"""

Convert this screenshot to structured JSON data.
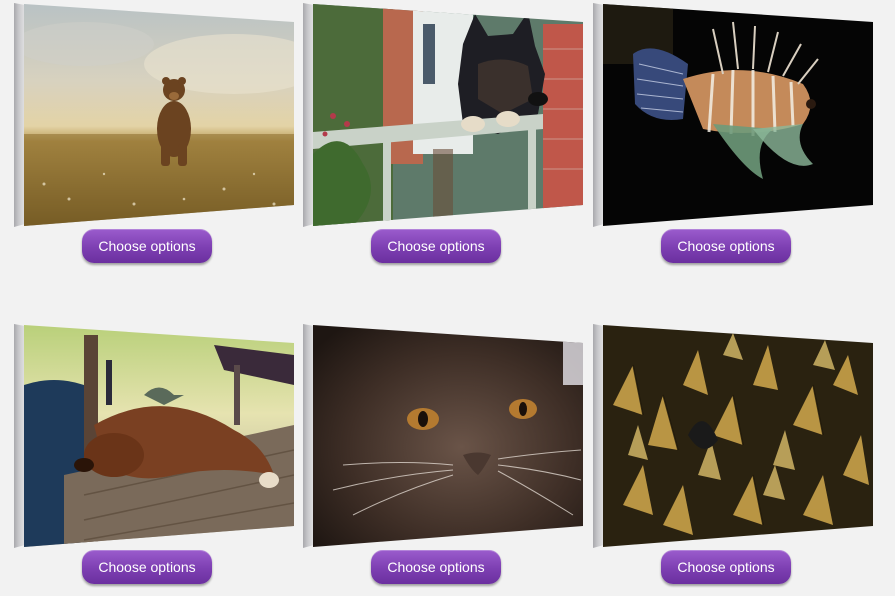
{
  "products": [
    {
      "image": "bear-in-meadow",
      "button_label": "Choose options"
    },
    {
      "image": "dog-at-gate",
      "button_label": "Choose options"
    },
    {
      "image": "lionfish",
      "button_label": "Choose options"
    },
    {
      "image": "sleeping-dog",
      "button_label": "Choose options"
    },
    {
      "image": "brown-kitten",
      "button_label": "Choose options"
    },
    {
      "image": "butterflies",
      "button_label": "Choose options"
    }
  ],
  "colors": {
    "page_background": "#f2f2f2",
    "button_purple": "#7d3fb2",
    "button_text": "#ffffff"
  }
}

"""

Problem requirements: Copy each line above containing the string "image".

Full output:
      "image": "bear-in-meadow",
      "image": "dog-at-gate",
      "image": "lionfish",
      "image": "sleeping-dog",
      "image": "brown-kitten",
      "image": "butterflies",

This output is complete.